-- start of Document segment --

On March 30, 2015, the Company entered into the Second Subscription Agreement for the sale of additional $5,830,077.00 Restricted ADSs, each representing one share of the Company’s Series A Preference Shares, at the same price per share as the First Private Placement. The consummation of the Second Private Placement is conditioned upon approval by the Company’s shareholders at a future meeting of the Company’s shareholders. The Restricted ADSs were offered and are to be sold to an institutional investor without registration under the Securities Act or state securities laws, in reliance on the exemptions provided by Section 4(a)(2) of the Securities Act promulgated thereunder and in reliance on similar exemptions under applicable state laws.

The Company did not engage an underwriter or placement agent in connection with the First and Second Private Placements. Additional information regarding the First and Second Private Placements is included under Item 1.01 of this Current Report on Form 8-K and is incorporated herein by reference.

Item 9.01. Financial Statements and Exhibits.

(d) Exhibits

 

Exhibit No.

  

Description

  4.1    Preferred Share Deposit Agreement by and among the Company, Citibank, N.A., as depositary and all holders and beneficial owners of restricted American Depositary Shares issued thereunder
  4.2    Form of American Depositary Receipt evidencing restricted American Depositary Shares representing deposited Series A Preference Shares (included in Exhibit 4.1)

-- end of Document segment --

**Stated task:** Continue the Form 8-K excerpt about the private placements of restricted ADSs, starting right after its last line. The listing after this text is separate material.

-- start of Information supplied --

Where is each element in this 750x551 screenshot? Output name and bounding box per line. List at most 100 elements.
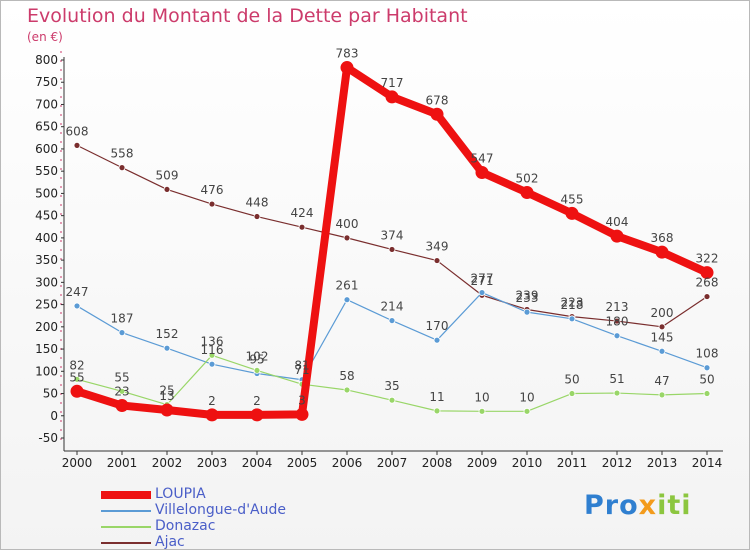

-- end of Information supplied --

**Result of the task:**
10.1    Securities Subscription Agreement dated March 30, 2015

*        *        *


SIGNATURES

Pursuant to the requirements of the Securities Exchange Act of 1934, the registrant has duly caused this report to be signed on its behalf by the undersigned hereunto duly authorized.

 

Date: March 30, 2015 Amarin Corporation plc
By:

/s/ John Thero

John F. Thero
President and Chief Executive Officer


Exhibit Index

 

Exhibit No.

  

Description

  4.1    Preferred Share Deposit Agreement by and among the Company, Citibank, N.A., as depositary and all holders and beneficial owners of restricted American Depositary Shares issued thereunder
  4.2    Form of American Depositary Receipt evidencing restricted American Depositary Shares representing deposited Series A Preference Shares (included in Exhibit 4.1)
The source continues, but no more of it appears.